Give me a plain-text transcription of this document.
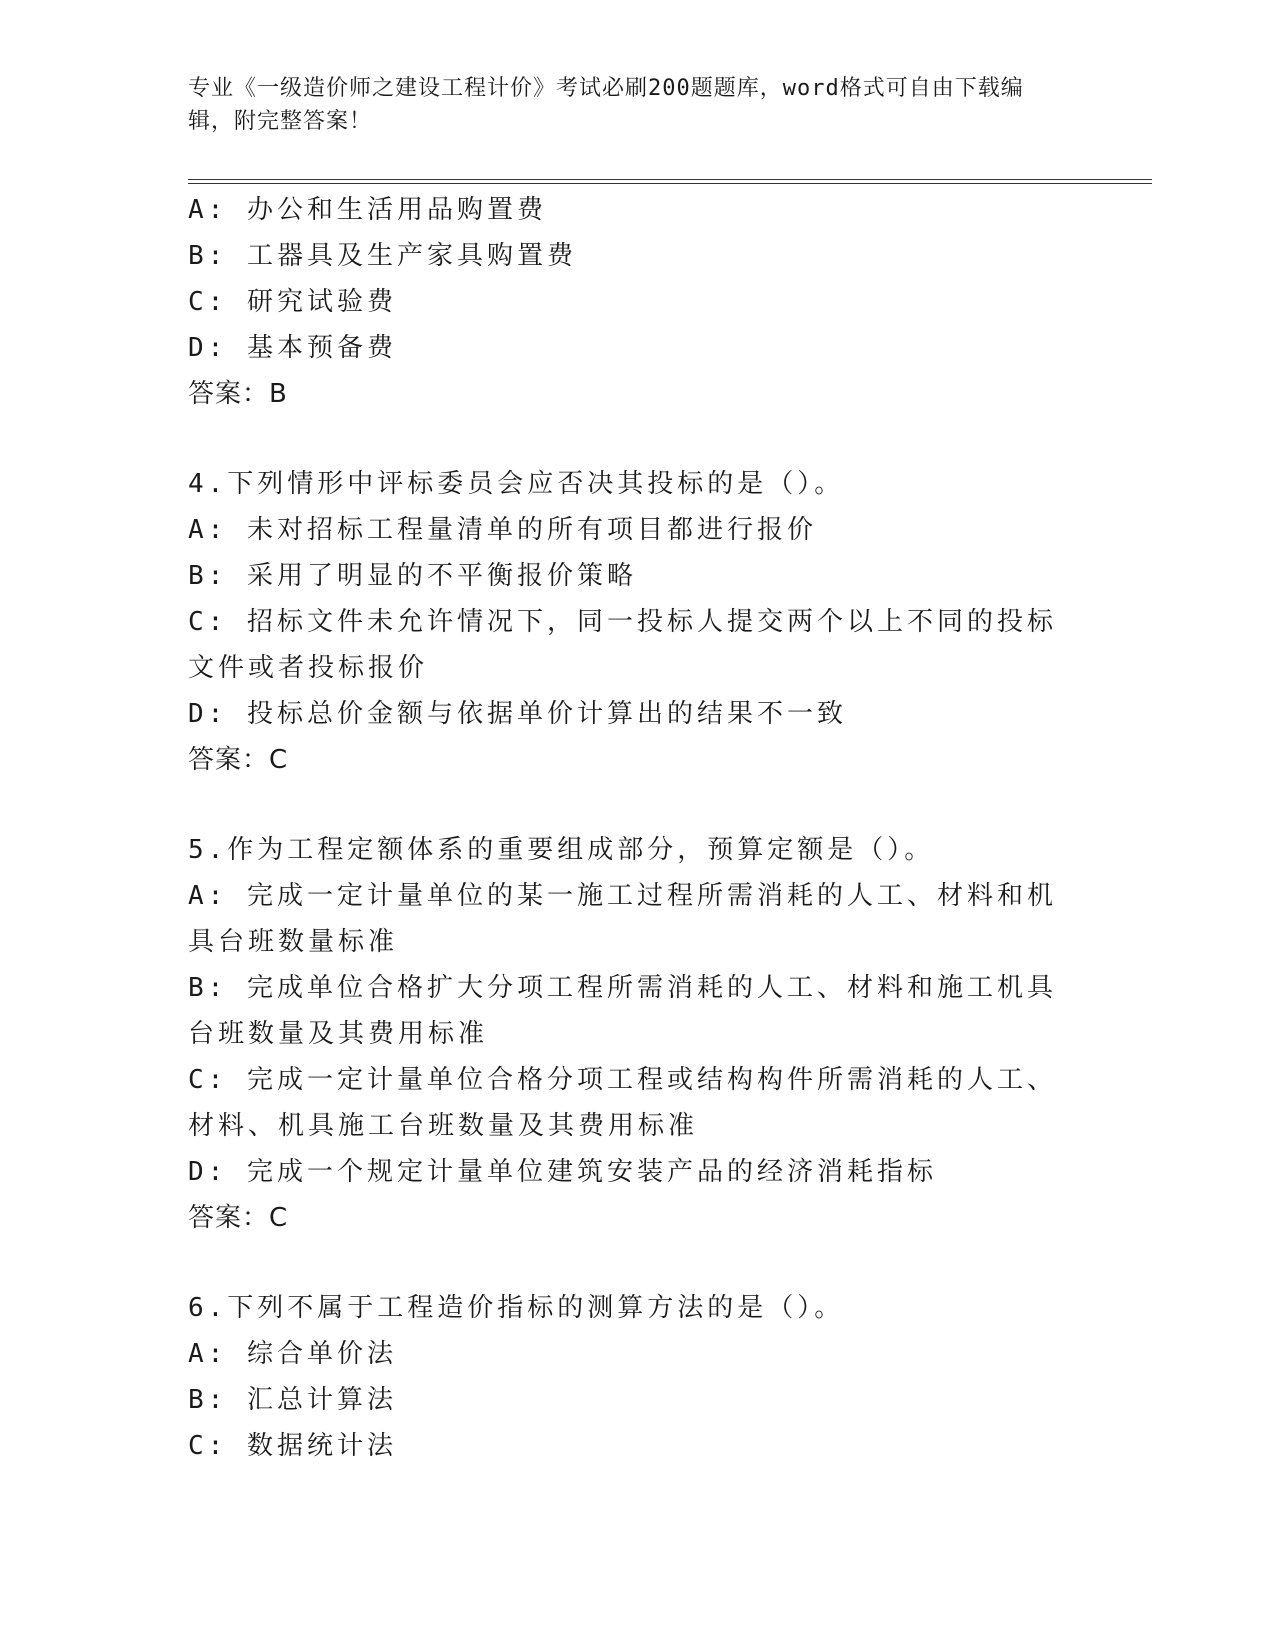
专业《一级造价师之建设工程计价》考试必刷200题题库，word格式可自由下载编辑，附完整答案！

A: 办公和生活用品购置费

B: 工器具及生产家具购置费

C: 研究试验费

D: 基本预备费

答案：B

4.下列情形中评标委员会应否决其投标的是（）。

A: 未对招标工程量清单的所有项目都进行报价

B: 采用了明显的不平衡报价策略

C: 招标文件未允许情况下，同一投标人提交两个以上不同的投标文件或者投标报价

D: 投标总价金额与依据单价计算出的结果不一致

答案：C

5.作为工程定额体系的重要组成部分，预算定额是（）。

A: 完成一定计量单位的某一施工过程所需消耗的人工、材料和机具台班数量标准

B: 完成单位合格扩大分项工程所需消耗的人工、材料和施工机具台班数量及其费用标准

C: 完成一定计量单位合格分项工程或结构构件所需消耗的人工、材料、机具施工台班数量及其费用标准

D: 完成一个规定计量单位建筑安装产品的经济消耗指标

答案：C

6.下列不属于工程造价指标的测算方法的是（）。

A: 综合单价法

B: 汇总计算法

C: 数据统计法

======

All the records above need to be given again word for word. Skip the pictures.

Give me a plain-text transcription of this document.
专业《一级造价师之建设工程计价》考试必刷200题题库，word格式可自由下载编辑，附完整答案！

A: 办公和生活用品购置费

B: 工器具及生产家具购置费

C: 研究试验费

D: 基本预备费

答案：B

4.下列情形中评标委员会应否决其投标的是（）。

A: 未对招标工程量清单的所有项目都进行报价

B: 采用了明显的不平衡报价策略

C: 招标文件未允许情况下，同一投标人提交两个以上不同的投标文件或者投标报价

D: 投标总价金额与依据单价计算出的结果不一致

答案：C

5.作为工程定额体系的重要组成部分，预算定额是（）。

A: 完成一定计量单位的某一施工过程所需消耗的人工、材料和机具台班数量标准

B: 完成单位合格扩大分项工程所需消耗的人工、材料和施工机具台班数量及其费用标准

C: 完成一定计量单位合格分项工程或结构构件所需消耗的人工、材料、机具施工台班数量及其费用标准

D: 完成一个规定计量单位建筑安装产品的经济消耗指标

答案：C

6.下列不属于工程造价指标的测算方法的是（）。

A: 综合单价法

B: 汇总计算法

C: 数据统计法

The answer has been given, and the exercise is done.